Return every entry exactly.

* Begin *

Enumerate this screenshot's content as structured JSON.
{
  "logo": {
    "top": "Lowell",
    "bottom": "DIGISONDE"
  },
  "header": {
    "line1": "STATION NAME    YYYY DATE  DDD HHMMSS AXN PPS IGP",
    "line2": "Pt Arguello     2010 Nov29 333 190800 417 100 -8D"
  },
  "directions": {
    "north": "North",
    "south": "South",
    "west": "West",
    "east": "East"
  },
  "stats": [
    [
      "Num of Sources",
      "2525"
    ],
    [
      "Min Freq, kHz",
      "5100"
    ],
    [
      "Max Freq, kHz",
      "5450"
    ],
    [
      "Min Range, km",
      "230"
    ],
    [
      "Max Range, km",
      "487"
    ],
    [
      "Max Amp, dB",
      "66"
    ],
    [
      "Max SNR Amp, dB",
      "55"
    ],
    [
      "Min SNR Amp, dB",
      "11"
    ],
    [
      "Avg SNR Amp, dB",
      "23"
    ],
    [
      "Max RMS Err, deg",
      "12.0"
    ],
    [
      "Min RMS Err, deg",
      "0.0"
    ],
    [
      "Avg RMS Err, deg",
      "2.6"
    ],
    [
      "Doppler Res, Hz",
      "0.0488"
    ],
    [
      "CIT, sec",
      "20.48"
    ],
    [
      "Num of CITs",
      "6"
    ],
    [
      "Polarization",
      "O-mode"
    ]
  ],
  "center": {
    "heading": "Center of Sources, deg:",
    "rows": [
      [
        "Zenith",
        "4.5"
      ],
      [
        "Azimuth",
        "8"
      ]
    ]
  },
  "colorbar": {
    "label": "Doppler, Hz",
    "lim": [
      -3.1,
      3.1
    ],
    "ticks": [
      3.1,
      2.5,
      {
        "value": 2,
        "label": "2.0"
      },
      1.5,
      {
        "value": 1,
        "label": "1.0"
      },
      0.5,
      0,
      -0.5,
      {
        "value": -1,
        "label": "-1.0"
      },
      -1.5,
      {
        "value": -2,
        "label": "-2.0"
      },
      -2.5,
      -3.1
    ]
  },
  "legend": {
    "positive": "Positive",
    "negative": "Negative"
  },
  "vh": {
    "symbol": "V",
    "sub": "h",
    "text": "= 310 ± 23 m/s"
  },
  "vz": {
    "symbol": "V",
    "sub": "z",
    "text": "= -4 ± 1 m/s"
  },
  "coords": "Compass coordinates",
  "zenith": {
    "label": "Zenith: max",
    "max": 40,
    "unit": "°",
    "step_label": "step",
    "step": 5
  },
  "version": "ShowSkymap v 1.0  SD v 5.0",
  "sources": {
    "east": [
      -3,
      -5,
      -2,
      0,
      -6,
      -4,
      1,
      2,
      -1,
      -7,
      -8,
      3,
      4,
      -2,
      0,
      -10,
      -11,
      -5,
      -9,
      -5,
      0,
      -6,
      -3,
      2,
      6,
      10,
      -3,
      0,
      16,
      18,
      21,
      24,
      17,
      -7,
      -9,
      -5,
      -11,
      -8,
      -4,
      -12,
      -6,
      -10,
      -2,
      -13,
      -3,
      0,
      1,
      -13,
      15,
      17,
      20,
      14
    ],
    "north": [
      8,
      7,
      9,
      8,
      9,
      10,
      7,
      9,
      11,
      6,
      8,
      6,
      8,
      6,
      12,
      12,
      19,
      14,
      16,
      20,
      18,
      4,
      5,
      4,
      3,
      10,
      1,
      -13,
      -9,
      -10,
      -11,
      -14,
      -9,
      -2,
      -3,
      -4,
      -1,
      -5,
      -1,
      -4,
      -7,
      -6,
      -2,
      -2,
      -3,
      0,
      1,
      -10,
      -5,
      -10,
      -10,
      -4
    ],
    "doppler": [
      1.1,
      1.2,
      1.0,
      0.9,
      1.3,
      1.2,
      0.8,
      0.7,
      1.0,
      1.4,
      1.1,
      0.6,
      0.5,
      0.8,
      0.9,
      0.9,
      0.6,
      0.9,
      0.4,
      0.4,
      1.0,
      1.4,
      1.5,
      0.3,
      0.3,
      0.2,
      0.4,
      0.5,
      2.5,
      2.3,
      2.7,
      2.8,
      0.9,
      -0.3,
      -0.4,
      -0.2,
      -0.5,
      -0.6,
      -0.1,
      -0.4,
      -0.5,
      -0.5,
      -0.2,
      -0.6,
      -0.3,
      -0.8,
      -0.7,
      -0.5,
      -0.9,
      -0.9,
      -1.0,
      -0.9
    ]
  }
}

* End *

■ RESULT ■
Enumerate this screenshot's content as structured JSON.
{
  "logo": {
    "top": "Lowell",
    "bottom": "DIGISONDE"
  },
  "header": {
    "line1": "STATION NAME    YYYY DATE  DDD HHMMSS AXN PPS IGP",
    "line2": "Pt Arguello     2010 Nov29 333 190800 417 100 -8D"
  },
  "directions": {
    "north": "North",
    "south": "South",
    "west": "West",
    "east": "East"
  },
  "stats": [
    [
      "Num of Sources",
      "2525"
    ],
    [
      "Min Freq, kHz",
      "5100"
    ],
    [
      "Max Freq, kHz",
      "5450"
    ],
    [
      "Min Range, km",
      "230"
    ],
    [
      "Max Range, km",
      "487"
    ],
    [
      "Max Amp, dB",
      "66"
    ],
    [
      "Max SNR Amp, dB",
      "55"
    ],
    [
      "Min SNR Amp, dB",
      "11"
    ],
    [
      "Avg SNR Amp, dB",
      "23"
    ],
    [
      "Max RMS Err, deg",
      "12.0"
    ],
    [
      "Min RMS Err, deg",
      "0.0"
    ],
    [
      "Avg RMS Err, deg",
      "2.6"
    ],
    [
      "Doppler Res, Hz",
      "0.0488"
    ],
    [
      "CIT, sec",
      "20.48"
    ],
    [
      "Num of CITs",
      "6"
    ],
    [
      "Polarization",
      "O-mode"
    ]
  ],
  "center": {
    "heading": "Center of Sources, deg:",
    "rows": [
      [
        "Zenith",
        "4.5"
      ],
      [
        "Azimuth",
        "8"
      ]
    ]
  },
  "colorbar": {
    "label": "Doppler, Hz",
    "lim": [
      -3.1,
      3.1
    ],
    "ticks": [
      3.1,
      2.5,
      {
        "value": 2,
        "label": "2.0"
      },
      1.5,
      {
        "value": 1,
        "label": "1.0"
      },
      0.5,
      0,
      -0.5,
      {
        "value": -1,
        "label": "-1.0"
      },
      -1.5,
      {
        "value": -2,
        "label": "-2.0"
      },
      -2.5,
      -3.1
    ]
  },
  "legend": {
    "positive": "Positive",
    "negative": "Negative"
  },
  "vh": {
    "symbol": "V",
    "sub": "h",
    "text": "= 310 ± 23 m/s"
  },
  "vz": {
    "symbol": "V",
    "sub": "z",
    "text": "= -4 ± 1 m/s"
  },
  "coords": "Compass coordinates",
  "zenith": {
    "label": "Zenith: max",
    "max": 40,
    "unit": "°",
    "step_label": "step",
    "step": 5
  },
  "version": "ShowSkymap v 1.0  SD v 5.0",
  "sources": {
    "east": [
      -3,
      -5,
      -2,
      0,
      -6,
      -4,
      1,
      2,
      -1,
      -7,
      -8,
      3,
      4,
      -2,
      0,
      -10,
      -11,
      -5,
      -9,
      -5,
      0,
      -6,
      -3,
      2,
      6,
      10,
      -3,
      0,
      16,
      18,
      21,
      24,
      17,
      -7,
      -9,
      -5,
      -11,
      -8,
      -4,
      -12,
      -6,
      -10,
      -2,
      -13,
      -3,
      0,
      1,
      -13,
      15,
      17,
      20,
      14
    ],
    "north": [
      8,
      7,
      9,
      8,
      9,
      10,
      7,
      9,
      11,
      6,
      8,
      6,
      8,
      6,
      12,
      12,
      19,
      14,
      16,
      20,
      18,
      4,
      5,
      4,
      3,
      10,
      1,
      -13,
      -9,
      -10,
      -11,
      -14,
      -9,
      -2,
      -3,
      -4,
      -1,
      -5,
      -1,
      -4,
      -7,
      -6,
      -2,
      -2,
      -3,
      0,
      1,
      -10,
      -5,
      -10,
      -10,
      -4
    ],
    "doppler": [
      1.1,
      1.2,
      1.0,
      0.9,
      1.3,
      1.2,
      0.8,
      0.7,
      1.0,
      1.4,
      1.1,
      0.6,
      0.5,
      0.8,
      0.9,
      0.9,
      0.6,
      0.9,
      0.4,
      0.4,
      1.0,
      1.4,
      1.5,
      0.3,
      0.3,
      0.2,
      0.4,
      0.5,
      2.5,
      2.3,
      2.7,
      2.8,
      0.9,
      -0.3,
      -0.4,
      -0.2,
      -0.5,
      -0.6,
      -0.1,
      -0.4,
      -0.5,
      -0.5,
      -0.2,
      -0.6,
      -0.3,
      -0.8,
      -0.7,
      -0.5,
      -0.9,
      -0.9,
      -1.0,
      -0.9
    ]
  }
}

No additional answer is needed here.